Work required: Return all lines from the listing below in which the string "structured" occurs.

Extracts from a graphics dataset

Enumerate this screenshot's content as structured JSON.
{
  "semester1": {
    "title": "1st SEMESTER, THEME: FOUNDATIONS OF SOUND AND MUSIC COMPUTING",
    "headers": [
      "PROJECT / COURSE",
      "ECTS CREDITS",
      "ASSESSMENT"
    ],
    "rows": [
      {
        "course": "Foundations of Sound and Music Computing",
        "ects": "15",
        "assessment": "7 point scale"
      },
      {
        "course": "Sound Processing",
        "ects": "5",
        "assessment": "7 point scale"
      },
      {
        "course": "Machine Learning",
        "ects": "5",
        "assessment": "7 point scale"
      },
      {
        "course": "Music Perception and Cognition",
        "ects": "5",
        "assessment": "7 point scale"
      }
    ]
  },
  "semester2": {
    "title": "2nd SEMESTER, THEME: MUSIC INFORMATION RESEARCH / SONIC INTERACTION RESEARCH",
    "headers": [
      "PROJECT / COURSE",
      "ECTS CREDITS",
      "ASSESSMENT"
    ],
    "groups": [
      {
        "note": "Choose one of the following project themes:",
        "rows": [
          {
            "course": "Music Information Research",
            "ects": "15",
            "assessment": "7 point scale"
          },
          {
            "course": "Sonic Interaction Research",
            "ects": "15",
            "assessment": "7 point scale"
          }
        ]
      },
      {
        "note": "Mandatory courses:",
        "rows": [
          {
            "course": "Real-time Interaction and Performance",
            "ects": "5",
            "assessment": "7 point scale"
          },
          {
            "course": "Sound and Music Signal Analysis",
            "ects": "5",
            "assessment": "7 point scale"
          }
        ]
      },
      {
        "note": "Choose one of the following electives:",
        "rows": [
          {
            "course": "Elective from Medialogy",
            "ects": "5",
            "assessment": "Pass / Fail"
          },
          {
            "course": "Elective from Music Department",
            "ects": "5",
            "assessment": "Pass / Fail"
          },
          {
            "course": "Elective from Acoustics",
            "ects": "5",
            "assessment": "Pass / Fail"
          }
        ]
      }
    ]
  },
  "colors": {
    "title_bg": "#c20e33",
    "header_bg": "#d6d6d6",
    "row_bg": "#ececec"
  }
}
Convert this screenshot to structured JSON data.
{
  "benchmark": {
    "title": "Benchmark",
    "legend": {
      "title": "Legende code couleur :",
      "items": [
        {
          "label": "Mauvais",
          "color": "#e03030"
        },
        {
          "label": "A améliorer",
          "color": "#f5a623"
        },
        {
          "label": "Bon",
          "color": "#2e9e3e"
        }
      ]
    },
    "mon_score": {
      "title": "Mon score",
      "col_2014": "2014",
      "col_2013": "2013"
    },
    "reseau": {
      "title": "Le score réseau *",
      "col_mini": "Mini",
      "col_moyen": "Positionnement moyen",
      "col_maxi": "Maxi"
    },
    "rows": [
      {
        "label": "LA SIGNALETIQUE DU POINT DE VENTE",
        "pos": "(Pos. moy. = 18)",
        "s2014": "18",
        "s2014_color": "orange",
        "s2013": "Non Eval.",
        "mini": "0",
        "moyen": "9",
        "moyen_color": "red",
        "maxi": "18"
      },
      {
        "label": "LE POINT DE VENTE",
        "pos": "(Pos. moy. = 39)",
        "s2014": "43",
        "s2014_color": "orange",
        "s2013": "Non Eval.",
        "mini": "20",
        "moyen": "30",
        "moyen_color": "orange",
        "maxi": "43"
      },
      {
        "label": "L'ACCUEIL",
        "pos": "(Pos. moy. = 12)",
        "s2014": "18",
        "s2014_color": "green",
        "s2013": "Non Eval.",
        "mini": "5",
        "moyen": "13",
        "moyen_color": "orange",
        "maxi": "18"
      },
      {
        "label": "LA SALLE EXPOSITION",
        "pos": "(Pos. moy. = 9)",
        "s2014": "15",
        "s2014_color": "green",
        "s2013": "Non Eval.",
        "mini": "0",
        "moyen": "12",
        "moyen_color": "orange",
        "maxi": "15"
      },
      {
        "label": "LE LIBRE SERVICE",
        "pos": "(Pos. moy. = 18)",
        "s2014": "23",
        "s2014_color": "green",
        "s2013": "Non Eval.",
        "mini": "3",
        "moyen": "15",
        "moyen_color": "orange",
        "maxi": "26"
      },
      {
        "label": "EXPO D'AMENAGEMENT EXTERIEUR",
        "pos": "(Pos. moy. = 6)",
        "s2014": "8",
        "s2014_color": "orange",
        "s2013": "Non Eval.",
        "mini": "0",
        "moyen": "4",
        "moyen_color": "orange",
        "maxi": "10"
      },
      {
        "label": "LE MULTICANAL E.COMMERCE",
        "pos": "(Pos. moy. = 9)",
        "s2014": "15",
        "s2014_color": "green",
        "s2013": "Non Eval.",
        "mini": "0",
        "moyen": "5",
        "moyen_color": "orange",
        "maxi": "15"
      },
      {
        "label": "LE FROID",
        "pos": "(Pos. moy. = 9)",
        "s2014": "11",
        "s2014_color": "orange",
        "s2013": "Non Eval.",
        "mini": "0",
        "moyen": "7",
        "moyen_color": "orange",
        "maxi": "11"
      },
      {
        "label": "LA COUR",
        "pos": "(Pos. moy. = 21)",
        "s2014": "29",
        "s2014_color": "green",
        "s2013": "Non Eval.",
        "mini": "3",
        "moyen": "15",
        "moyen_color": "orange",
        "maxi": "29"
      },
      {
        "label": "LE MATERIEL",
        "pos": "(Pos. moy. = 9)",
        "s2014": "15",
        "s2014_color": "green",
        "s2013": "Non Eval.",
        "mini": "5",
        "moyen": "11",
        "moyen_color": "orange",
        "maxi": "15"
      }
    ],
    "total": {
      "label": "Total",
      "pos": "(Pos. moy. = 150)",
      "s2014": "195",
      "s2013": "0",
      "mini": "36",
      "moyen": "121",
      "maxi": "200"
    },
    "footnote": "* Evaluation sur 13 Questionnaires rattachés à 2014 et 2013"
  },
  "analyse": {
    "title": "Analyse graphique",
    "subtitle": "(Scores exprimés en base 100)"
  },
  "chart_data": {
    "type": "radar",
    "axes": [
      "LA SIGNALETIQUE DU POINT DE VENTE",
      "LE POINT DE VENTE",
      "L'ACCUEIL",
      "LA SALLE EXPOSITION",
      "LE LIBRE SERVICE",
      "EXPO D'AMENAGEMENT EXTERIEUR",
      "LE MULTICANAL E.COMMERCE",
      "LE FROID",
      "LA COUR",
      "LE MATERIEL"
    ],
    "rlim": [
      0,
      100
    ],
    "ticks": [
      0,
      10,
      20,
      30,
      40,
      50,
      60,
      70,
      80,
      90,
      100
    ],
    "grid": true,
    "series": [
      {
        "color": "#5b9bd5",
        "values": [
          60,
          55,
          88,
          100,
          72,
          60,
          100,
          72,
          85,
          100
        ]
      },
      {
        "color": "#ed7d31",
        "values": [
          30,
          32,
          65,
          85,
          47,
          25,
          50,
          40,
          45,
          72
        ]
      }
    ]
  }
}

Written solution:
Enumerate this screenshot's content as structured JSON.
Convert this screenshot to structured JSON data.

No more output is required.